WORK TO DO: From the entries below, copy every line where the string "just" appears.

RECORDS FOR THIS TASK:

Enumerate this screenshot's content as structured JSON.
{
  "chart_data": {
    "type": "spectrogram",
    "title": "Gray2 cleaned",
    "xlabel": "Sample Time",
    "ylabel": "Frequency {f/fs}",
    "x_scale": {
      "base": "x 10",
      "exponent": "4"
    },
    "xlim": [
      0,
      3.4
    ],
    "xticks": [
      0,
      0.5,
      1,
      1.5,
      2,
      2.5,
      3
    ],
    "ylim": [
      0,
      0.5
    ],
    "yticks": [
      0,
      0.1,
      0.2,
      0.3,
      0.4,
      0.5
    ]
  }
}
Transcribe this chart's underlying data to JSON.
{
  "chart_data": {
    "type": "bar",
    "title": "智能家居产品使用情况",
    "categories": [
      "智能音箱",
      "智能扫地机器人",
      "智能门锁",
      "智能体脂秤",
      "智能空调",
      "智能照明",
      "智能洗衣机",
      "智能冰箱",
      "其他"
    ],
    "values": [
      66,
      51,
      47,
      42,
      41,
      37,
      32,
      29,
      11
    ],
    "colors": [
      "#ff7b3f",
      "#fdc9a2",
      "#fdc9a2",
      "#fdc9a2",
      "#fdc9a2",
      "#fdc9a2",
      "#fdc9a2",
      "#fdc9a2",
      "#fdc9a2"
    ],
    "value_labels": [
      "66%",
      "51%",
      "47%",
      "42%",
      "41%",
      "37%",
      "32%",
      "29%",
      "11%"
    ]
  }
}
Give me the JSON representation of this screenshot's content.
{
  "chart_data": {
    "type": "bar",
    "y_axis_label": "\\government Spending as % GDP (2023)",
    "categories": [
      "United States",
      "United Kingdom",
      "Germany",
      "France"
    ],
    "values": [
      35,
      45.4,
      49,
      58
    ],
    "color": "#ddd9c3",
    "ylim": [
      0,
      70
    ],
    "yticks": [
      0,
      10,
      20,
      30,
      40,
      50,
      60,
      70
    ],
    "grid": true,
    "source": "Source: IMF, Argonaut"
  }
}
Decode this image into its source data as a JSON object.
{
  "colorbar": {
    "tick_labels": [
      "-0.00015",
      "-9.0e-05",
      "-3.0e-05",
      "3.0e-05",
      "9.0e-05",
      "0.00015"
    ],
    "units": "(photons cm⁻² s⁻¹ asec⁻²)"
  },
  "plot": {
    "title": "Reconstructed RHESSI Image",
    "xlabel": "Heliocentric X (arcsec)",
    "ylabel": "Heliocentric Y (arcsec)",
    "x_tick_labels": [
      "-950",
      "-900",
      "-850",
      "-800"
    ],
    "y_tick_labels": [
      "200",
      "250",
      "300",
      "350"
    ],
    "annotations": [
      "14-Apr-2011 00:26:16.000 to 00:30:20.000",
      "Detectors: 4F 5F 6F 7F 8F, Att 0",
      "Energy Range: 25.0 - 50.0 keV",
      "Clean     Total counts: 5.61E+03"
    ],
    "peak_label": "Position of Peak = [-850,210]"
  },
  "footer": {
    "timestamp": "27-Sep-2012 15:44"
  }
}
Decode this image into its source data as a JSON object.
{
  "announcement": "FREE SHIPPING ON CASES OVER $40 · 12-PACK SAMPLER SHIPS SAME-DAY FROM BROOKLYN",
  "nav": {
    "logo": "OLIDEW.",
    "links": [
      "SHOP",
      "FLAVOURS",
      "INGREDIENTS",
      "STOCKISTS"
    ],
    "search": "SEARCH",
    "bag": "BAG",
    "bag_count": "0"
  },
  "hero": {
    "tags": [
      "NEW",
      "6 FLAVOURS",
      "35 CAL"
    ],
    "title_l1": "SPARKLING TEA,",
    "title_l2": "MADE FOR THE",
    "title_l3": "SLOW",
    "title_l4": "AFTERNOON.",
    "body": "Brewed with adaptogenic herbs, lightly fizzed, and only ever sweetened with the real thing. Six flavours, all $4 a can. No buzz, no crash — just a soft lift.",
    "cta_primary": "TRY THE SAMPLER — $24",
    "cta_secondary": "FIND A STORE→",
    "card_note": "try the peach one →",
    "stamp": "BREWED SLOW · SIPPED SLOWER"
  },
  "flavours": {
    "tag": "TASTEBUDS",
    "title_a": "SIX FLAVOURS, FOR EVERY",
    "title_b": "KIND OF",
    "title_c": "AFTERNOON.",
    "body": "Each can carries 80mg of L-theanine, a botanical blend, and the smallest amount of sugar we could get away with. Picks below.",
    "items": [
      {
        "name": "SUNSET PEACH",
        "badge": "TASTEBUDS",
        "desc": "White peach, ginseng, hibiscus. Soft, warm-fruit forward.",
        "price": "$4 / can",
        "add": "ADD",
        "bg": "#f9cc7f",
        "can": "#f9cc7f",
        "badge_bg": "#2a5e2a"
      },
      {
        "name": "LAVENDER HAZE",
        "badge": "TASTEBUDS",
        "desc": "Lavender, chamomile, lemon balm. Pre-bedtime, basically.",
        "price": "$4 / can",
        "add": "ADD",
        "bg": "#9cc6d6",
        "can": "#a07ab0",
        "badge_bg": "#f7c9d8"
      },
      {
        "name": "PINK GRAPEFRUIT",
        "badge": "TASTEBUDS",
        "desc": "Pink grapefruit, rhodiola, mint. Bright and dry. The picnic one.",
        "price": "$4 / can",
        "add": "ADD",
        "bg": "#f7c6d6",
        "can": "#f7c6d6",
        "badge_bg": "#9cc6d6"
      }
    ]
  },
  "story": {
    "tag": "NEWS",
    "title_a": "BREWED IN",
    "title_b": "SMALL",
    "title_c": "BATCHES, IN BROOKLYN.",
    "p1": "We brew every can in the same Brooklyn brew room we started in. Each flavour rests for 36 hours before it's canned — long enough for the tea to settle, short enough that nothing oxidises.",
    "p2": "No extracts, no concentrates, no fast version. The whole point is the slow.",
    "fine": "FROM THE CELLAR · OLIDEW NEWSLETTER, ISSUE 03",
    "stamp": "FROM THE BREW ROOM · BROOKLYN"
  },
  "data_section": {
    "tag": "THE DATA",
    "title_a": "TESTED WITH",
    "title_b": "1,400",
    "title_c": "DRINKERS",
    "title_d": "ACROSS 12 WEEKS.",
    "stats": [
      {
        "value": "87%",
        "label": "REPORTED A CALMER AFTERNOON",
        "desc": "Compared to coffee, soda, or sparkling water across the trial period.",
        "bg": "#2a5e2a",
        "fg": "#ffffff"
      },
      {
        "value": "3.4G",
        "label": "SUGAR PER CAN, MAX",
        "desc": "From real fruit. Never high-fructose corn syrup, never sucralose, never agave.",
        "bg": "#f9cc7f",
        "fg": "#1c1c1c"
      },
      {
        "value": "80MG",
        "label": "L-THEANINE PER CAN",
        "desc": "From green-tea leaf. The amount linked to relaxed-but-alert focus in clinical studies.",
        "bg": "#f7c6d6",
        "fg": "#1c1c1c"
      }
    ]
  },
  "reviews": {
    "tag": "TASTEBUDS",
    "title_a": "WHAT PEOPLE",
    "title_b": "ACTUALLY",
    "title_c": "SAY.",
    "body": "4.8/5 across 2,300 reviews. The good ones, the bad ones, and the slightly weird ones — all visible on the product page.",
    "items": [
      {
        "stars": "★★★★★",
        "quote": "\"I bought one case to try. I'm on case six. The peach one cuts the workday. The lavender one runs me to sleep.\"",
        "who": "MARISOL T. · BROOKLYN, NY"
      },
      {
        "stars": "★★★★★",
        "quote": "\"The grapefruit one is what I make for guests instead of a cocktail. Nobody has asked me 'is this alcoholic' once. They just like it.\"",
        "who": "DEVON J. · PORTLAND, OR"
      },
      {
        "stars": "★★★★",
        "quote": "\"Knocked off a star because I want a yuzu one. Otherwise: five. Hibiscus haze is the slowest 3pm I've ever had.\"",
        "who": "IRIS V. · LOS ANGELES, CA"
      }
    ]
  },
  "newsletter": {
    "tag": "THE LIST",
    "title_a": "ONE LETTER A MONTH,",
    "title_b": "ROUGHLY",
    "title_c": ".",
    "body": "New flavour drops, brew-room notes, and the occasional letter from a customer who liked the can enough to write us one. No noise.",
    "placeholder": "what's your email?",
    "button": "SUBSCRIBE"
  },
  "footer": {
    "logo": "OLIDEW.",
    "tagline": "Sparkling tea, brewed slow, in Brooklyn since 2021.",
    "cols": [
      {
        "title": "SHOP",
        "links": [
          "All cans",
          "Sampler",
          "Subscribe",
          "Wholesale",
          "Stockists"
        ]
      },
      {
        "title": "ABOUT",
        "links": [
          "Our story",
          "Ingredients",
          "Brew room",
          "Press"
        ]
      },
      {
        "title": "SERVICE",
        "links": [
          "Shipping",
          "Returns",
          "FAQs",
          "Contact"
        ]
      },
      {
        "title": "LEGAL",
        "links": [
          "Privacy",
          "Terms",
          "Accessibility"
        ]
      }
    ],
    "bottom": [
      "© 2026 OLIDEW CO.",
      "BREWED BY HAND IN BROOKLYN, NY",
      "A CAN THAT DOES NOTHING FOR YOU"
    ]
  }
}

ANSWER FOR THIS EXERCISE:
    "body": "Brewed with adaptogenic herbs, lightly fizzed, and only ever sweetened with the real thing. Six flavours, all $4 a can. No buzz, no crash — just a soft lift.",
        "quote": "\"The grapefruit one is what I make for guests instead of a cocktail. Nobody has asked me 'is this alcoholic' once. They just like it.\"",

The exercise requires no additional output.